A constraint of most DFA models is that the latent trends are modeled as random walks with fixed standard deviations (= 1). We can evaluate the ability to estimate these parameters in a Bayesian context below.
Let’s load the necessary packages:
First, let’s simulate some data. We will use the built-in function
sim_dfa()
, but normally you would start with your own data.
We will simulate 20 data points from 4 time series, generated from 2
latent processes. For this first dataset, the data won’t include
extremes, and loadings will be randomly assigned (default).
We’ll tweak the default code though to model slightly different random walks, with different standard deviations for each trend. We’ll assume these standard deviations are 0.3 and 0.5, respectively.
set.seed(1)
sim_dat$x[1,] = cumsum(rnorm(n=ncol(sim_dat$x), 0, 0.1))
sim_dat$x[2,] = cumsum(rnorm(n=ncol(sim_dat$x), 0, 1))
Looking at the random walks, we can see the 2nd trend (red dashed line) is more variable than the black line.
Next, we’ll calculate the predicted values of each time series and add observation error
sim_dat$pred = sim_dat$Z %*% sim_dat$x
for(i in 1:nrow(sim_dat$pred)) {
for(j in 1:ncol(sim_dat$pred)) {
sim_dat$y_sim[i,j] = sim_dat$pred[i,j] + rnorm(1,0,0.1)
}
}
Next, we’ll fit a 2-trend DFA model to the simulated time series
using the fit_dfa()
function. This default model fixed the
variances of the trends at 1 – and implicitly assumes that they have
equal variance.
f1 <- fit_dfa(
y = sim_dat$y_sim, num_trends = 2, scale="zscore",
iter = iter, chains = chains, thin = 1
)
r1 <- rotate_trends(f1)
Next, we’ll fit the model with process errors being estimated – and assume unequal variances by trend.
f2 <- fit_dfa(
y = sim_dat$y_sim, num_trends = 2, scale="zscore", estimate_process_sigma = TRUE,
equal_process_sigma = FALSE,
iter = iter, chains = chains, thin = 1
)
r2 <- rotate_trends(f2)
Third, we’ll fit the model with process errors being estimated, unequal variances by trend, and not z-score the data (this is just a test of the scaling).

WORK TO COMPLETE:
A - From the DFA tutorial, list every argument name passed to fit_dfa() in the call that creates f2.
B - Please revise the DFA tutorial starting at the words "sim_dat$x[2,] = cumsum(rnorm(n=ncol(sim_dat$x), 0, 1))" and stopping after "the black line.", with "variable" changed to "volatile".

SUPPLIED DATA:
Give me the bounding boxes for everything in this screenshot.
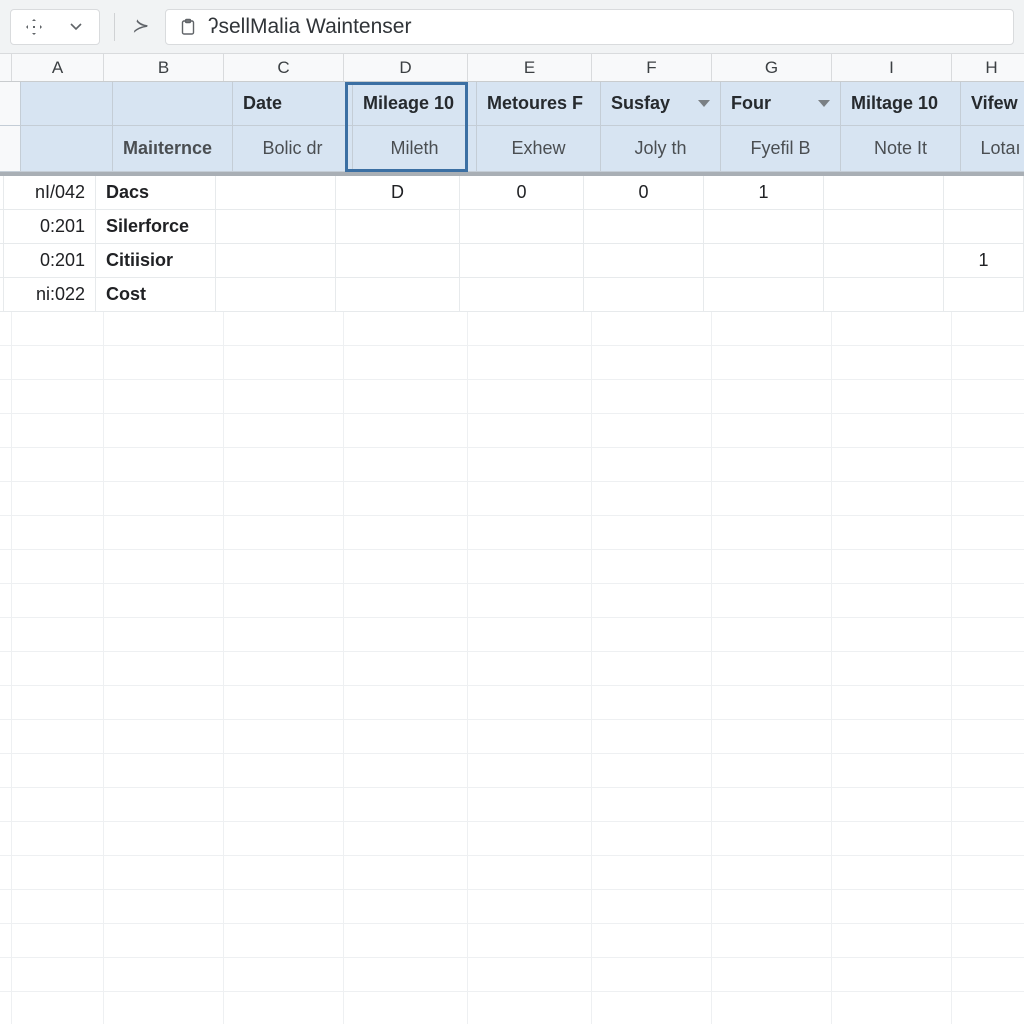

RESULTS FOR THE EXERCISE:
A - y, num_trends, scale, estimate_process_sigma, equal_process_sigma, iter, chains, thin

B -
sim_dat$x[2,] = cumsum(rnorm(n=ncol(sim_dat$x), 0, 1))
Looking at the random walks, we can see the 2nd trend (red dashed line) is more volatile than the black line.